- _Your instructions_
A word-for-word copy of the data, pictures excluded, is what this task asks for.

•••

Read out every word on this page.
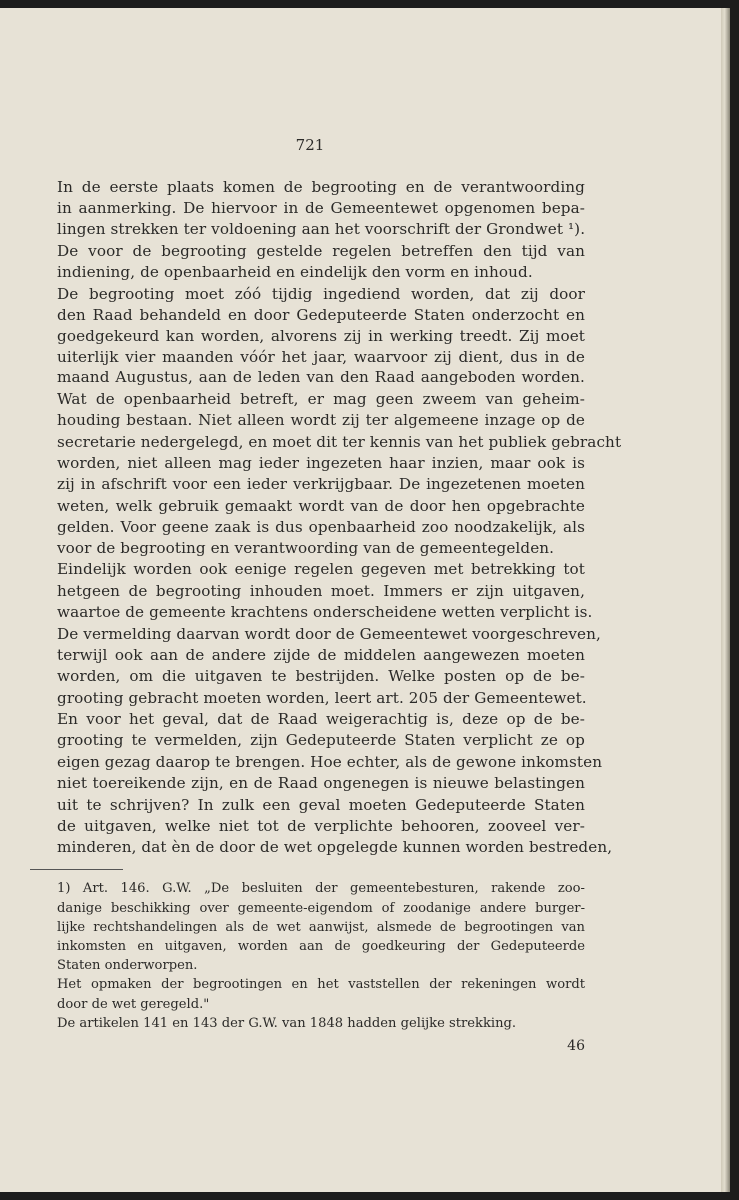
721

In de eerste plaats komen de begrooting en de verantwoording

in aanmerking. De hiervoor in de Gemeentewet opgenomen bepa-

lingen strekken ter voldoening aan het voorschrift der Grondwet ¹).

De voor de begrooting gestelde regelen betreffen den tijd van

indiening, de openbaarheid en eindelijk den vorm en inhoud.

De begrooting moet zóó tijdig ingediend worden, dat zij door

den Raad behandeld en door Gedeputeerde Staten onderzocht en

goedgekeurd kan worden, alvorens zij in werking treedt. Zij moet

uiterlijk vier maanden vóór het jaar, waarvoor zij dient, dus in de

maand Augustus, aan de leden van den Raad aangeboden worden.

Wat de openbaarheid betreft, er mag geen zweem van geheim-

houding bestaan. Niet alleen wordt zij ter algemeene inzage op de

secretarie nedergelegd, en moet dit ter kennis van het publiek gebracht

worden, niet alleen mag ieder ingezeten haar inzien, maar ook is

zij in afschrift voor een ieder verkrijgbaar. De ingezetenen moeten

weten, welk gebruik gemaakt wordt van de door hen opgebrachte

gelden. Voor geene zaak is dus openbaarheid zoo noodzakelijk, als

voor de begrooting en verantwoording van de gemeentegelden.

Eindelijk worden ook eenige regelen gegeven met betrekking tot

hetgeen de begrooting inhouden moet. Immers er zijn uitgaven,

waartoe de gemeente krachtens onderscheidene wetten verplicht is.

De vermelding daarvan wordt door de Gemeentewet voorgeschreven,

terwijl ook aan de andere zijde de middelen aangewezen moeten

worden, om die uitgaven te bestrijden. Welke posten op de be-

grooting gebracht moeten worden, leert art. 205 der Gemeentewet.

En voor het geval, dat de Raad weigerachtig is, deze op de be-

grooting te vermelden, zijn Gedeputeerde Staten verplicht ze op

eigen gezag daarop te brengen. Hoe echter, als de gewone inkomsten

niet toereikende zijn, en de Raad ongenegen is nieuwe belastingen

uit te schrijven? In zulk een geval moeten Gedeputeerde Staten

de uitgaven, welke niet tot de verplichte behooren, zooveel ver-

minderen, dat èn de door de wet opgelegde kunnen worden bestreden,

1) Art. 146. G.W. „De besluiten der gemeentebesturen, rakende zoo-

danige beschikking over gemeente-eigendom of zoodanige andere burger-

lijke rechtshandelingen als de wet aanwijst, alsmede de begrootingen van

inkomsten en uitgaven, worden aan de goedkeuring der Gedeputeerde

Staten onderworpen.

Het opmaken der begrootingen en het vaststellen der rekeningen wordt

door de wet geregeld."

De artikelen 141 en 143 der G.W. van 1848 hadden gelijke strekking.

46
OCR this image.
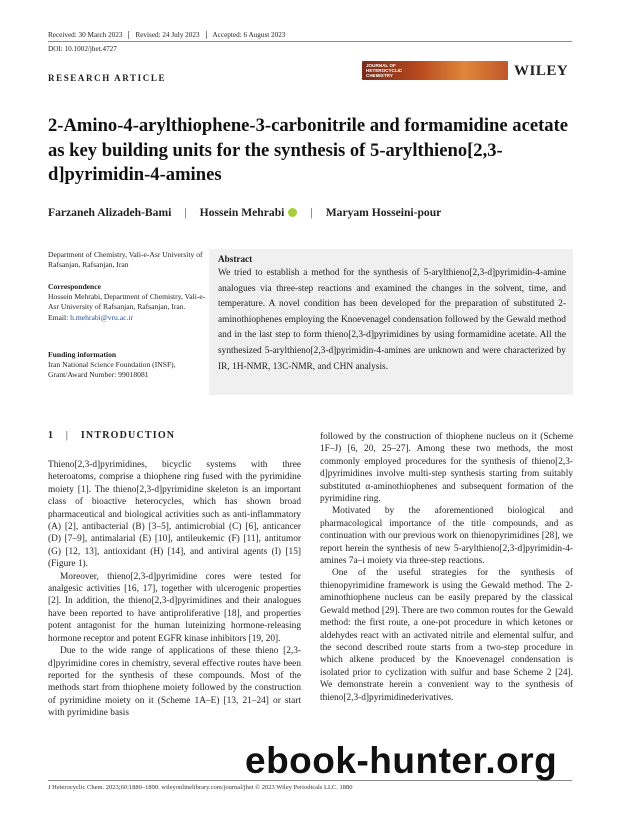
Received: 30 March 2023	Revised: 24 July 2023	Accepted: 6 August 2023
DOI: 10.1002/jhet.4727
RESEARCH ARTICLE
JOURNAL OF HETEROCYCLIC CHEMISTRY	WILEY
2-Amino-4-arylthiophene-3-carbonitrile and formamidine acetate as key building units for the synthesis of 5-arylthieno[2,3-d]pyrimidin-4-amines
Farzaneh Alizadeh-Bami | Hossein Mehrabi | Maryam Hosseini-pour
Department of Chemistry, Vali-e-Asr University of Rafsanjan, Rafsanjan, Iran
Correspondence
Hossein Mehrabi, Department of Chemistry, Vali-e-Asr University of Rafsanjan, Rafsanjan, Iran.
Email: h.mehrabi@vru.ac.ir
Funding information
Iran National Science Foundation (INSF), Grant/Award Number: 99018081
Abstract
We tried to establish a method for the synthesis of 5-arylthieno[2,3-d]pyrimidin-4-amine analogues via three-step reactions and examined the changes in the solvent, time, and temperature. A novel condition has been developed for the preparation of substituted 2-aminothiophenes employing the Knoevenagel condensation followed by the Gewald method and in the last step to form thieno[2,3-d]pyrimidines by using formamidine acetate. All the synthesized 5-arylthieno[2,3-d]pyrimidin-4-amines are unknown and were characterized by IR, 1H-NMR, 13C-NMR, and CHN analysis.
1 | INTRODUCTION

Thieno[2,3-d]pyrimidines, bicyclic systems with three heteroatoms, comprise a thiophene ring fused with the pyrimidine moiety [1]. The thieno[2,3-d]pyrimidine skeleton is an important class of bioactive heterocycles, which has shown broad pharmaceutical and biological activities such as anti-inflammatory (A) [2], antibacterial (B) [3–5], antimicrobial (C) [6], anticancer (D) [7–9], antimalarial (E) [10], antileukemic (F) [11], antitumor (G) [12, 13], antioxidant (H) [14], and antiviral agents (I) [15] (Figure 1).

Moreover, thieno[2,3-d]pyrimidine cores were tested for analgesic activities [16, 17], together with ulcerogenic properties [2]. In addition, the thieno[2,3-d]pyrimidines and their analogues have been reported to have antiproliferative [18], and properties potent antagonist for the human luteinizing hormone-releasing hormone receptor and potent EGFR kinase inhibitors [19, 20].

Due to the wide range of applications of these thieno [2,3-d]pyrimidine cores in chemistry, several effective routes have been reported for the synthesis of these compounds. Most of the methods start from thiophene moiety followed by the construction of pyrimidine moiety on it (Scheme 1A–E) [13, 21–24] or start with pyrimidine basis

followed by the construction of thiophene nucleus on it (Scheme 1F–J) [6, 20, 25–27]. Among these two methods, the most commonly employed procedures for the synthesis of thieno[2,3-d]pyrimidines involve multi-step synthesis starting from suitably substituted α-aminothiophenes and subsequent formation of the pyrimidine ring.

Motivated by the aforementioned biological and pharmacological importance of the title compounds, and as continuation with our previous work on thienopyrimidines [28], we report herein the synthesis of new 5-arylthieno[2,3-d]pyrimidin-4-amines 7a–i moiety via three-step reactions.

One of the useful strategies for the synthesis of thienopyrimidine framework is using the Gewald method. The 2-aminothiophene nucleus can be easily prepared by the classical Gewald method [29]. There are two common routes for the Gewald method: the first route, a one-pot procedure in which ketones or aldehydes react with an activated nitrile and elemental sulfur, and the second described route starts from a two-step procedure in which alkene produced by the Knoevenagel condensation is isolated prior to cyclization with sulfur and base Scheme 2 [24]. We demonstrate herein a convenient way to the synthesis of thieno[2,3-d]pyrimidinederivatives.

J Heterocyclic Chem. 2023;60:1880–1890. wileyonlinelibrary.com/journal/jhet © 2023 Wiley Periodicals LLC. 1880
ebook-hunter.org
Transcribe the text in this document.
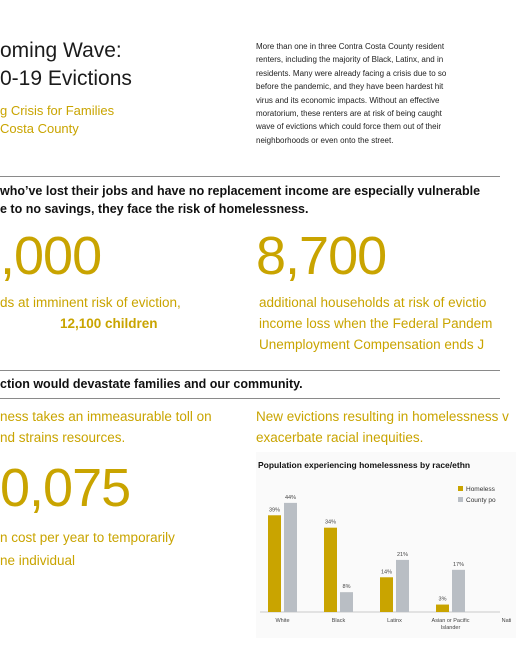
oming Wave:
0-19 Evictions
g Crisis for Families
Costa County
More than one in three Contra Costa County resident
renters, including the majority of Black, Latinx, and in
residents. Many were already facing a crisis due to so
before the pandemic, and they have been hardest hit
virus and its economic impacts. Without an effective
moratorium, these renters are at risk of being caught
wave of evictions which could force them out of their
neighborhoods or even onto the street.
who’ve lost their jobs and have no replacement income are especially vulnerable
e to no savings, they face the risk of homelessness.
,000
ds at imminent risk of eviction,
12,100 children
8,700
additional households at risk of evictio
income loss when the Federal Pandem
Unemployment Compensation ends J
ction would devastate families and our community.
ness takes an immeasurable toll on
nd strains resources.
0,075
n cost per year to temporarily
ne individual
New evictions resulting in homelessness v
exacerbate racial inequities.
Population experiencing homelessness by race/ethn
39%
44%
White
34%
8%
Black
14%
21%
Latinx
3%
17%
Asian or Pacific
Islander
Nati
Homeless
County po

•••

- _Answer to the problem_
Read out every word on this page.
721

In de eerste plaats komen de begrooting en de verantwoording

in aanmerking. De hiervoor in de Gemeentewet opgenomen bepa-

lingen strekken ter voldoening aan het voorschrift der Grondwet ¹).

De voor de begrooting gestelde regelen betreffen den tijd van

indiening, de openbaarheid en eindelijk den vorm en inhoud.

De begrooting moet zóó tijdig ingediend worden, dat zij door

den Raad behandeld en door Gedeputeerde Staten onderzocht en

goedgekeurd kan worden, alvorens zij in werking treedt. Zij moet

uiterlijk vier maanden vóór het jaar, waarvoor zij dient, dus in de

maand Augustus, aan de leden van den Raad aangeboden worden.

Wat de openbaarheid betreft, er mag geen zweem van geheim-

houding bestaan. Niet alleen wordt zij ter algemeene inzage op de

secretarie nedergelegd, en moet dit ter kennis van het publiek gebracht

worden, niet alleen mag ieder ingezeten haar inzien, maar ook is

zij in afschrift voor een ieder verkrijgbaar. De ingezetenen moeten

weten, welk gebruik gemaakt wordt van de door hen opgebrachte

gelden. Voor geene zaak is dus openbaarheid zoo noodzakelijk, als

voor de begrooting en verantwoording van de gemeentegelden.

Eindelijk worden ook eenige regelen gegeven met betrekking tot

hetgeen de begrooting inhouden moet. Immers er zijn uitgaven,

waartoe de gemeente krachtens onderscheidene wetten verplicht is.

De vermelding daarvan wordt door de Gemeentewet voorgeschreven,

terwijl ook aan de andere zijde de middelen aangewezen moeten

worden, om die uitgaven te bestrijden. Welke posten op de be-

grooting gebracht moeten worden, leert art. 205 der Gemeentewet.

En voor het geval, dat de Raad weigerachtig is, deze op de be-

grooting te vermelden, zijn Gedeputeerde Staten verplicht ze op

eigen gezag daarop te brengen. Hoe echter, als de gewone inkomsten

niet toereikende zijn, en de Raad ongenegen is nieuwe belastingen

uit te schrijven? In zulk een geval moeten Gedeputeerde Staten

de uitgaven, welke niet tot de verplichte behooren, zooveel ver-

minderen, dat èn de door de wet opgelegde kunnen worden bestreden,

1) Art. 146. G.W. „De besluiten der gemeentebesturen, rakende zoo-

danige beschikking over gemeente-eigendom of zoodanige andere burger-

lijke rechtshandelingen als de wet aanwijst, alsmede de begrootingen van

inkomsten en uitgaven, worden aan de goedkeuring der Gedeputeerde

Staten onderworpen.

Het opmaken der begrootingen en het vaststellen der rekeningen wordt

door de wet geregeld."

De artikelen 141 en 143 der G.W. van 1848 hadden gelijke strekking.

46
OCR this image.
Received: 30 March 2023	Revised: 24 July 2023	Accepted: 6 August 2023
DOI: 10.1002/jhet.4727
RESEARCH ARTICLE
JOURNAL OF HETEROCYCLIC CHEMISTRY	WILEY
2-Amino-4-arylthiophene-3-carbonitrile and formamidine acetate as key building units for the synthesis of 5-arylthieno[2,3-d]pyrimidin-4-amines
Farzaneh Alizadeh-Bami | Hossein Mehrabi | Maryam Hosseini-pour
Department of Chemistry, Vali-e-Asr University of Rafsanjan, Rafsanjan, Iran
Correspondence
Hossein Mehrabi, Department of Chemistry, Vali-e-Asr University of Rafsanjan, Rafsanjan, Iran.
Email: h.mehrabi@vru.ac.ir
Funding information
Iran National Science Foundation (INSF), Grant/Award Number: 99018081
Abstract
We tried to establish a method for the synthesis of 5-arylthieno[2,3-d]pyrimidin-4-amine analogues via three-step reactions and examined the changes in the solvent, time, and temperature. A novel condition has been developed for the preparation of substituted 2-aminothiophenes employing the Knoevenagel condensation followed by the Gewald method and in the last step to form thieno[2,3-d]pyrimidines by using formamidine acetate. All the synthesized 5-arylthieno[2,3-d]pyrimidin-4-amines are unknown and were characterized by IR, 1H-NMR, 13C-NMR, and CHN analysis.
1 | INTRODUCTION

Thieno[2,3-d]pyrimidines, bicyclic systems with three heteroatoms, comprise a thiophene ring fused with the pyrimidine moiety [1]. The thieno[2,3-d]pyrimidine skeleton is an important class of bioactive heterocycles, which has shown broad pharmaceutical and biological activities such as anti-inflammatory (A) [2], antibacterial (B) [3–5], antimicrobial (C) [6], anticancer (D) [7–9], antimalarial (E) [10], antileukemic (F) [11], antitumor (G) [12, 13], antioxidant (H) [14], and antiviral agents (I) [15] (Figure 1).

Moreover, thieno[2,3-d]pyrimidine cores were tested for analgesic activities [16, 17], together with ulcerogenic properties [2]. In addition, the thieno[2,3-d]pyrimidines and their analogues have been reported to have antiproliferative [18], and properties potent antagonist for the human luteinizing hormone-releasing hormone receptor and potent EGFR kinase inhibitors [19, 20].

Due to the wide range of applications of these thieno [2,3-d]pyrimidine cores in chemistry, several effective routes have been reported for the synthesis of these compounds. Most of the methods start from thiophene moiety followed by the construction of pyrimidine moiety on it (Scheme 1A–E) [13, 21–24] or start with pyrimidine basis

followed by the construction of thiophene nucleus on it (Scheme 1F–J) [6, 20, 25–27]. Among these two methods, the most commonly employed procedures for the synthesis of thieno[2,3-d]pyrimidines involve multi-step synthesis starting from suitably substituted α-aminothiophenes and subsequent formation of the pyrimidine ring.

Motivated by the aforementioned biological and pharmacological importance of the title compounds, and as continuation with our previous work on thienopyrimidines [28], we report herein the synthesis of new 5-arylthieno[2,3-d]pyrimidin-4-amines 7a–i moiety via three-step reactions.

One of the useful strategies for the synthesis of thienopyrimidine framework is using the Gewald method. The 2-aminothiophene nucleus can be easily prepared by the classical Gewald method [29]. There are two common routes for the Gewald method: the first route, a one-pot procedure in which ketones or aldehydes react with an activated nitrile and elemental sulfur, and the second described route starts from a two-step procedure in which alkene produced by the Knoevenagel condensation is isolated prior to cyclization with sulfur and base Scheme 2 [24]. We demonstrate herein a convenient way to the synthesis of thieno[2,3-d]pyrimidinederivatives.

J Heterocyclic Chem. 2023;60:1880–1890. wileyonlinelibrary.com/journal/jhet © 2023 Wiley Periodicals LLC. 1880
ebook-hunter.org
Transcribe the text in this document.
oming Wave:
0-19 Evictions
g Crisis for Families
Costa County
More than one in three Contra Costa County resident
renters, including the majority of Black, Latinx, and in
residents. Many were already facing a crisis due to so
before the pandemic, and they have been hardest hit
virus and its economic impacts. Without an effective
moratorium, these renters are at risk of being caught
wave of evictions which could force them out of their
neighborhoods or even onto the street.
who’ve lost their jobs and have no replacement income are especially vulnerable
e to no savings, they face the risk of homelessness.
,000
ds at imminent risk of eviction,
12,100 children
8,700
additional households at risk of evictio
income loss when the Federal Pandem
Unemployment Compensation ends J
ction would devastate families and our community.
ness takes an immeasurable toll on
nd strains resources.
0,075
n cost per year to temporarily
ne individual
New evictions resulting in homelessness v
exacerbate racial inequities.
Population experiencing homelessness by race/ethn
39%
44%
White
34%
8%
Black
14%
21%
Latinx
3%
17%
Asian or Pacific
Islander
Nati
Homeless
County po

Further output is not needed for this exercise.